**Dataset records:**

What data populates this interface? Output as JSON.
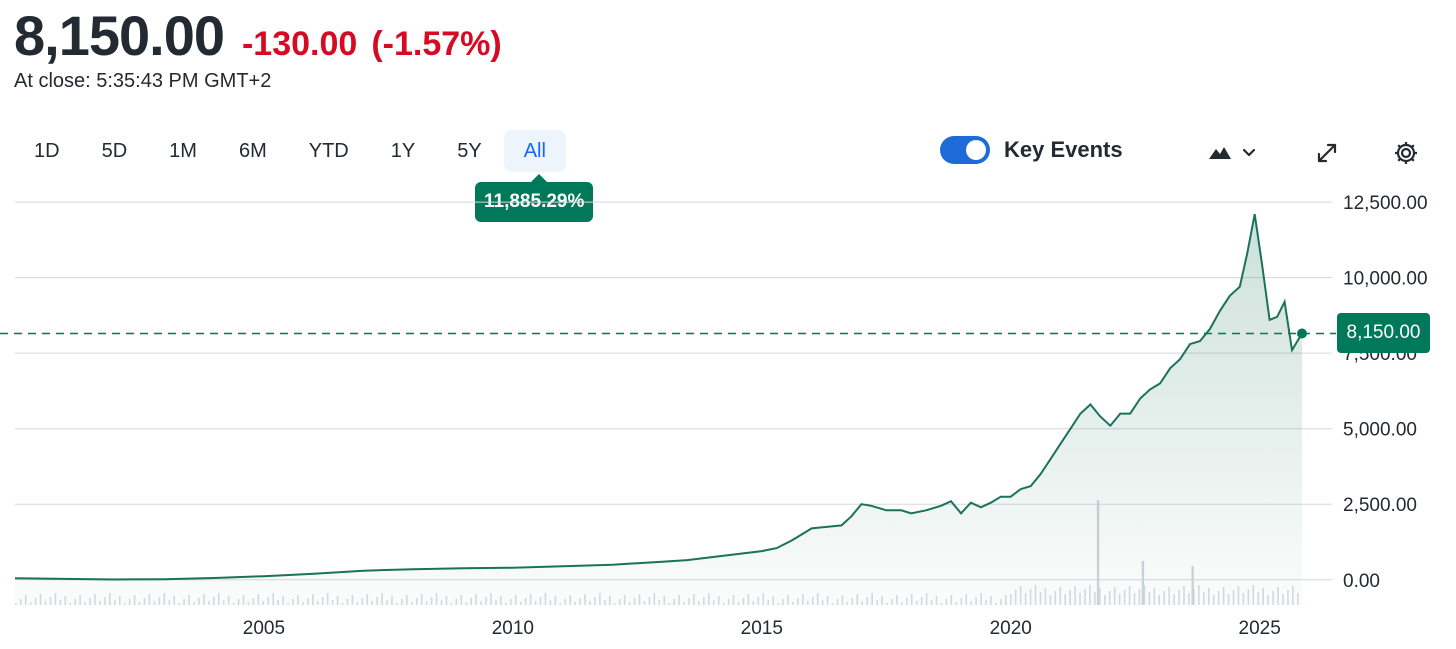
{
  "quote": {
    "price": "8,150.00",
    "change": "-130.00",
    "change_pct": "(-1.57%)",
    "close_time": "At close: 5:35:43 PM GMT+2",
    "change_color": "#d60a22"
  },
  "ranges": [
    {
      "label": "1D",
      "active": false
    },
    {
      "label": "5D",
      "active": false
    },
    {
      "label": "1M",
      "active": false
    },
    {
      "label": "6M",
      "active": false
    },
    {
      "label": "YTD",
      "active": false
    },
    {
      "label": "1Y",
      "active": false
    },
    {
      "label": "5Y",
      "active": false
    },
    {
      "label": "All",
      "active": true
    }
  ],
  "period_return": "11,885.29%",
  "toolbar": {
    "key_events_label": "Key Events",
    "key_events_on": true,
    "chart_type_icon": "mountain-chart-icon",
    "dropdown_icon": "chevron-down-icon",
    "expand_icon": "expand-icon",
    "settings_icon": "gear-icon"
  },
  "last_price_label": "8,150.00",
  "colors": {
    "line": "#1a7358",
    "accent": "#00795a",
    "active_tab": "#0f69ff",
    "toggle": "#1c6bd8",
    "negative": "#d60a22"
  },
  "chart_data": {
    "type": "area",
    "title": "",
    "xlabel": "",
    "ylabel": "",
    "ylim": [
      -1000,
      12900
    ],
    "xlim": [
      2000.0,
      2025.85
    ],
    "y_ticks": [
      "12,500.00",
      "10,000.00",
      "7,500.00",
      "5,000.00",
      "2,500.00",
      "0.00"
    ],
    "y_tick_values": [
      12500,
      10000,
      7500,
      5000,
      2500,
      0
    ],
    "x_ticks": [
      "2005",
      "2010",
      "2015",
      "2020",
      "2025"
    ],
    "x_tick_values": [
      2005,
      2010,
      2015,
      2020,
      2025
    ],
    "grid": true,
    "reference_line": {
      "value": 8150,
      "style": "dashed"
    },
    "series": [
      {
        "x": [
          2000.0,
          2001.0,
          2002.0,
          2003.0,
          2004.0,
          2005.0,
          2006.0,
          2007.0,
          2008.0,
          2009.0,
          2010.0,
          2011.0,
          2012.0,
          2012.5,
          2013.0,
          2013.5,
          2014.0,
          2014.5,
          2015.0,
          2015.3,
          2015.6,
          2015.8,
          2016.0,
          2016.3,
          2016.6,
          2016.8,
          2017.0,
          2017.2,
          2017.5,
          2017.8,
          2018.0,
          2018.3,
          2018.6,
          2018.8,
          2019.0,
          2019.2,
          2019.4,
          2019.6,
          2019.8,
          2020.0,
          2020.2,
          2020.4,
          2020.6,
          2020.8,
          2021.0,
          2021.2,
          2021.4,
          2021.6,
          2021.8,
          2022.0,
          2022.2,
          2022.4,
          2022.6,
          2022.8,
          2023.0,
          2023.2,
          2023.4,
          2023.6,
          2023.8,
          2024.0,
          2024.2,
          2024.4,
          2024.6,
          2024.75,
          2024.9,
          2025.05,
          2025.2,
          2025.35,
          2025.5,
          2025.65,
          2025.85
        ],
        "values": [
          50,
          30,
          10,
          20,
          60,
          120,
          200,
          300,
          350,
          380,
          400,
          450,
          500,
          550,
          600,
          650,
          750,
          850,
          950,
          1050,
          1300,
          1500,
          1700,
          1750,
          1800,
          2100,
          2500,
          2450,
          2300,
          2300,
          2200,
          2300,
          2450,
          2600,
          2200,
          2550,
          2400,
          2550,
          2750,
          2750,
          3000,
          3100,
          3500,
          4000,
          4500,
          5000,
          5500,
          5800,
          5400,
          5100,
          5500,
          5500,
          6000,
          6300,
          6500,
          7000,
          7300,
          7800,
          7900,
          8300,
          8900,
          9400,
          9700,
          10800,
          12100,
          10400,
          8600,
          8700,
          9200,
          7600,
          8150
        ]
      }
    ],
    "volume": {
      "x": [
        2021.75,
        2022.65,
        2023.65
      ],
      "values": [
        100,
        42,
        37
      ]
    }
  }
}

**Written request:** The material above must be printed exactly, with its pictures left out.

**Final result:**
What data populates this interface? Output as JSON.
{
  "quote": {
    "price": "8,150.00",
    "change": "-130.00",
    "change_pct": "(-1.57%)",
    "close_time": "At close: 5:35:43 PM GMT+2",
    "change_color": "#d60a22"
  },
  "ranges": [
    {
      "label": "1D",
      "active": false
    },
    {
      "label": "5D",
      "active": false
    },
    {
      "label": "1M",
      "active": false
    },
    {
      "label": "6M",
      "active": false
    },
    {
      "label": "YTD",
      "active": false
    },
    {
      "label": "1Y",
      "active": false
    },
    {
      "label": "5Y",
      "active": false
    },
    {
      "label": "All",
      "active": true
    }
  ],
  "period_return": "11,885.29%",
  "toolbar": {
    "key_events_label": "Key Events",
    "key_events_on": true,
    "chart_type_icon": "mountain-chart-icon",
    "dropdown_icon": "chevron-down-icon",
    "expand_icon": "expand-icon",
    "settings_icon": "gear-icon"
  },
  "last_price_label": "8,150.00",
  "colors": {
    "line": "#1a7358",
    "accent": "#00795a",
    "active_tab": "#0f69ff",
    "toggle": "#1c6bd8",
    "negative": "#d60a22"
  },
  "chart_data": {
    "type": "area",
    "title": "",
    "xlabel": "",
    "ylabel": "",
    "ylim": [
      -1000,
      12900
    ],
    "xlim": [
      2000.0,
      2025.85
    ],
    "y_ticks": [
      "12,500.00",
      "10,000.00",
      "7,500.00",
      "5,000.00",
      "2,500.00",
      "0.00"
    ],
    "y_tick_values": [
      12500,
      10000,
      7500,
      5000,
      2500,
      0
    ],
    "x_ticks": [
      "2005",
      "2010",
      "2015",
      "2020",
      "2025"
    ],
    "x_tick_values": [
      2005,
      2010,
      2015,
      2020,
      2025
    ],
    "grid": true,
    "reference_line": {
      "value": 8150,
      "style": "dashed"
    },
    "series": [
      {
        "x": [
          2000.0,
          2001.0,
          2002.0,
          2003.0,
          2004.0,
          2005.0,
          2006.0,
          2007.0,
          2008.0,
          2009.0,
          2010.0,
          2011.0,
          2012.0,
          2012.5,
          2013.0,
          2013.5,
          2014.0,
          2014.5,
          2015.0,
          2015.3,
          2015.6,
          2015.8,
          2016.0,
          2016.3,
          2016.6,
          2016.8,
          2017.0,
          2017.2,
          2017.5,
          2017.8,
          2018.0,
          2018.3,
          2018.6,
          2018.8,
          2019.0,
          2019.2,
          2019.4,
          2019.6,
          2019.8,
          2020.0,
          2020.2,
          2020.4,
          2020.6,
          2020.8,
          2021.0,
          2021.2,
          2021.4,
          2021.6,
          2021.8,
          2022.0,
          2022.2,
          2022.4,
          2022.6,
          2022.8,
          2023.0,
          2023.2,
          2023.4,
          2023.6,
          2023.8,
          2024.0,
          2024.2,
          2024.4,
          2024.6,
          2024.75,
          2024.9,
          2025.05,
          2025.2,
          2025.35,
          2025.5,
          2025.65,
          2025.85
        ],
        "values": [
          50,
          30,
          10,
          20,
          60,
          120,
          200,
          300,
          350,
          380,
          400,
          450,
          500,
          550,
          600,
          650,
          750,
          850,
          950,
          1050,
          1300,
          1500,
          1700,
          1750,
          1800,
          2100,
          2500,
          2450,
          2300,
          2300,
          2200,
          2300,
          2450,
          2600,
          2200,
          2550,
          2400,
          2550,
          2750,
          2750,
          3000,
          3100,
          3500,
          4000,
          4500,
          5000,
          5500,
          5800,
          5400,
          5100,
          5500,
          5500,
          6000,
          6300,
          6500,
          7000,
          7300,
          7800,
          7900,
          8300,
          8900,
          9400,
          9700,
          10800,
          12100,
          10400,
          8600,
          8700,
          9200,
          7600,
          8150
        ]
      }
    ],
    "volume": {
      "x": [
        2021.75,
        2022.65,
        2023.65
      ],
      "values": [
        100,
        42,
        37
      ]
    }
  }
}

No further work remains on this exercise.